- [WRITTEN EXERCISE] Read the lines below. Copy out any that hold the string "可引起毒性反应".

•••

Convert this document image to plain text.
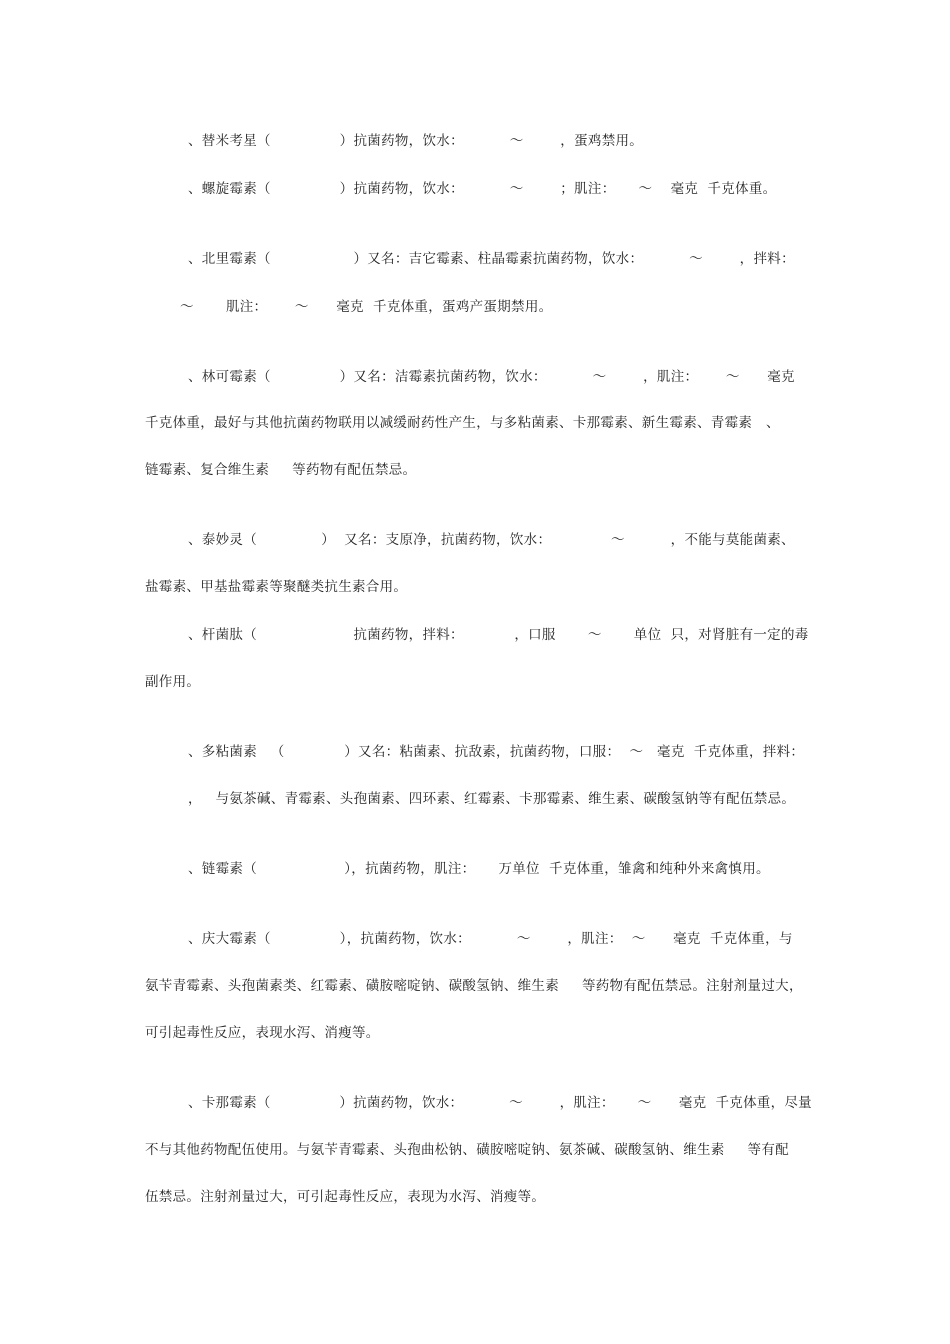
、替米考星（               ）抗菌药物，饮水：          ～        ，蛋鸡禁用。
、螺旋霉素（               ）抗菌药物，饮水：          ～        ；肌注：     ～    毫克  千克体重。
、北里霉素（                  ）又名：吉它霉素、柱晶霉素抗菌药物，饮水：          ～        ，拌料：
～       肌注：      ～      毫克  千克体重，蛋鸡产蛋期禁用。
、林可霉素（               ）又名：洁霉素抗菌药物，饮水：          ～        ，肌注：      ～      毫克
千克体重，最好与其他抗菌药物联用以减缓耐药性产生，与多粘菌素、卡那霉素、新生霉素、青霉素   、
链霉素、复合维生素     等药物有配伍禁忌。
、泰妙灵（              ）  又名：支原净，抗菌药物，饮水：             ～          ，不能与莫能菌素、
盐霉素、甲基盐霉素等聚醚类抗生素合用。
、杆菌肽（                     抗菌药物，拌料：           ，口服       ～       单位  只，对肾脏有一定的毒
副作用。
、多粘菌素   （             ）又名：粘菌素、抗敌素，抗菌药物，口服：  ～   毫克  千克体重，拌料：
，   与氨茶碱、青霉素、头孢菌素、四环素、红霉素、卡那霉素、维生素、碳酸氢钠等有配伍禁忌。
、链霉素（                   ），抗菌药物，肌注：     万单位  千克体重，雏禽和纯种外来禽慎用。
、庆大霉素（               ），抗菌药物，饮水：          ～        ，肌注：  ～      毫克  千克体重，与
氨苄青霉素、头孢菌素类、红霉素、磺胺嘧啶钠、碳酸氢钠、维生素     等药物有配伍禁忌。注射剂量过大，
可引起毒性反应，表现水泻、消瘦等。
、卡那霉素（               ）抗菌药物，饮水：          ～        ，肌注：     ～      毫克  千克体重，尽量
不与其他药物配伍使用。与氨苄青霉素、头孢曲松钠、磺胺嘧啶钠、氨茶碱、碳酸氢钠、维生素     等有配
伍禁忌。注射剂量过大，可引起毒性反应，表现为水泻、消瘦等。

•••

- [ANSWER IN FULL]
可引起毒性反应，表现水泻、消瘦等。
伍禁忌。注射剂量过大，可引起毒性反应，表现为水泻、消瘦等。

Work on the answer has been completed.